___ Input data ___
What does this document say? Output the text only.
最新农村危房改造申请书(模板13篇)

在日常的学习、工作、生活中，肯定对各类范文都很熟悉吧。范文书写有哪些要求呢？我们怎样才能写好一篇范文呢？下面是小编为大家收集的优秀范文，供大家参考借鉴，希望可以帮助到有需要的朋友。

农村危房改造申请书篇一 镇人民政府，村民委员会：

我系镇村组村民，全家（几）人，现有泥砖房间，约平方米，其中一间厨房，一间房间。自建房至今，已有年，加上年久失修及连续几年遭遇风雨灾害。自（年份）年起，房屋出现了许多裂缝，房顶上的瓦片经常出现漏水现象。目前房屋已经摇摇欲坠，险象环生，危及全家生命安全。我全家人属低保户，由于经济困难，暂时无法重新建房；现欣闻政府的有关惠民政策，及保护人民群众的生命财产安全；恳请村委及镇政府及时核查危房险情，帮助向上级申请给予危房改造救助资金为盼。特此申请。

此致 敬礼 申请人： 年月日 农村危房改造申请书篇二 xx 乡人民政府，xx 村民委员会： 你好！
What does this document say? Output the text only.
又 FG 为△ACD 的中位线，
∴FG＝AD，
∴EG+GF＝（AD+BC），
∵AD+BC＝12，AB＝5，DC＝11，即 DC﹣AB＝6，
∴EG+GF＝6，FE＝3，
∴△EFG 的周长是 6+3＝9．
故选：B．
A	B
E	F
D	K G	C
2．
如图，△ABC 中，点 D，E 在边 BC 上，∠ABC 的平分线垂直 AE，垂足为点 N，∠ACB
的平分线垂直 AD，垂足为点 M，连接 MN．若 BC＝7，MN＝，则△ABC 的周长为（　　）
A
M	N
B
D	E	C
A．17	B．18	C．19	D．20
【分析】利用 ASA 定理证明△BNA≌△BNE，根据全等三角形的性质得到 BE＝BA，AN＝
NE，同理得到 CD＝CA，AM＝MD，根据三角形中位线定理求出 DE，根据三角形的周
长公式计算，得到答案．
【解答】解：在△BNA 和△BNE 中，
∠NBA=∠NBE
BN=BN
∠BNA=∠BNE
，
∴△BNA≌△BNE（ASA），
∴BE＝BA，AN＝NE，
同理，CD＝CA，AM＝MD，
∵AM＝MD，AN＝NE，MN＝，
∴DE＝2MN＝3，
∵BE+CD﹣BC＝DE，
___
■ **Exercise instructions**
Each record above should be returned exactly as it appears.

■ **Solution below**
What does this document say? Output the text only.
最新农村危房改造申请书(模板13篇)

在日常的学习、工作、生活中，肯定对各类范文都很熟悉吧。范文书写有哪些要求呢？我们怎样才能写好一篇范文呢？下面是小编为大家收集的优秀范文，供大家参考借鉴，希望可以帮助到有需要的朋友。

农村危房改造申请书篇一 镇人民政府，村民委员会：

我系镇村组村民，全家（几）人，现有泥砖房间，约平方米，其中一间厨房，一间房间。自建房至今，已有年，加上年久失修及连续几年遭遇风雨灾害。自（年份）年起，房屋出现了许多裂缝，房顶上的瓦片经常出现漏水现象。目前房屋已经摇摇欲坠，险象环生，危及全家生命安全。我全家人属低保户，由于经济困难，暂时无法重新建房；现欣闻政府的有关惠民政策，及保护人民群众的生命财产安全；恳请村委及镇政府及时核查危房险情，帮助向上级申请给予危房改造救助资金为盼。特此申请。

此致 敬礼 申请人： 年月日 农村危房改造申请书篇二 xx 乡人民政府，xx 村民委员会： 你好！
What does this document say? Output the text only.
又 FG 为△ACD 的中位线，
∴FG＝AD，
∴EG+GF＝（AD+BC），
∵AD+BC＝12，AB＝5，DC＝11，即 DC﹣AB＝6，
∴EG+GF＝6，FE＝3，
∴△EFG 的周长是 6+3＝9．
故选：B．
A	B
E	F
D	K G	C
2．
如图，△ABC 中，点 D，E 在边 BC 上，∠ABC 的平分线垂直 AE，垂足为点 N，∠ACB
的平分线垂直 AD，垂足为点 M，连接 MN．若 BC＝7，MN＝，则△ABC 的周长为（　　）
A
M	N
B
D	E	C
A．17	B．18	C．19	D．20
【分析】利用 ASA 定理证明△BNA≌△BNE，根据全等三角形的性质得到 BE＝BA，AN＝
NE，同理得到 CD＝CA，AM＝MD，根据三角形中位线定理求出 DE，根据三角形的周
长公式计算，得到答案．
【解答】解：在△BNA 和△BNE 中，
∠NBA=∠NBE
BN=BN
∠BNA=∠BNE
，
∴△BNA≌△BNE（ASA），
∴BE＝BA，AN＝NE，
同理，CD＝CA，AM＝MD，
∵AM＝MD，AN＝NE，MN＝，
∴DE＝2MN＝3，
∵BE+CD﹣BC＝DE，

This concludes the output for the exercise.